== Task to complete ==
Provide the records once more, identical to the original.

* START *

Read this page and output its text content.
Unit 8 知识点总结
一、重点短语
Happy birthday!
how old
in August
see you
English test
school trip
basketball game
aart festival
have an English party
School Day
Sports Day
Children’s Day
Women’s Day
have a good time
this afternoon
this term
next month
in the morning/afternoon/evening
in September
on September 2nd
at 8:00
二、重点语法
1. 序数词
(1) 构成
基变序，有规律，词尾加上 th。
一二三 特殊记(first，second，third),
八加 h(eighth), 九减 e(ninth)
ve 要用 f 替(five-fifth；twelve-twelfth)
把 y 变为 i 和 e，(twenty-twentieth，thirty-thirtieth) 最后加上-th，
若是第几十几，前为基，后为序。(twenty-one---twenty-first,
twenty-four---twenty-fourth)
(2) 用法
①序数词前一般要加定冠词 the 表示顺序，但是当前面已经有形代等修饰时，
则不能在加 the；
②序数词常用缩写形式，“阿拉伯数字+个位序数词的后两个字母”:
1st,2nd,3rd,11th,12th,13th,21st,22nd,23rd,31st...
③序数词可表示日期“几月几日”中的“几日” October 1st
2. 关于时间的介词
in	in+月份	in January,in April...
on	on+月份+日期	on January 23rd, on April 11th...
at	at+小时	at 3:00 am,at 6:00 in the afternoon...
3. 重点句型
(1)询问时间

* END *

== Solution to this problem ==
Read this page and output its text content.
Unit 8 知识点总结
一、重点短语
Happy birthday!
how old
in August
see you
English test
school trip
basketball game
aart festival
have an English party
School Day
Sports Day
Children’s Day
Women’s Day
have a good time
this afternoon
this term
next month
in the morning/afternoon/evening
in September
on September 2nd
at 8:00
二、重点语法
1. 序数词
(1) 构成
基变序，有规律，词尾加上 th。
一二三 特殊记(first，second，third),
八加 h(eighth), 九减 e(ninth)
ve 要用 f 替(five-fifth；twelve-twelfth)
把 y 变为 i 和 e，(twenty-twentieth，thirty-thirtieth) 最后加上-th，
若是第几十几，前为基，后为序。(twenty-one---twenty-first,
twenty-four---twenty-fourth)
(2) 用法
①序数词前一般要加定冠词 the 表示顺序，但是当前面已经有形代等修饰时，
则不能在加 the；
②序数词常用缩写形式，“阿拉伯数字+个位序数词的后两个字母”:
1st,2nd,3rd,11th,12th,13th,21st,22nd,23rd,31st...
③序数词可表示日期“几月几日”中的“几日” October 1st
2. 关于时间的介词
in	in+月份	in January,in April...
on	on+月份+日期	on January 23rd, on April 11th...
at	at+小时	at 3:00 am,at 6:00 in the afternoon...
3. 重点句型
(1)询问时间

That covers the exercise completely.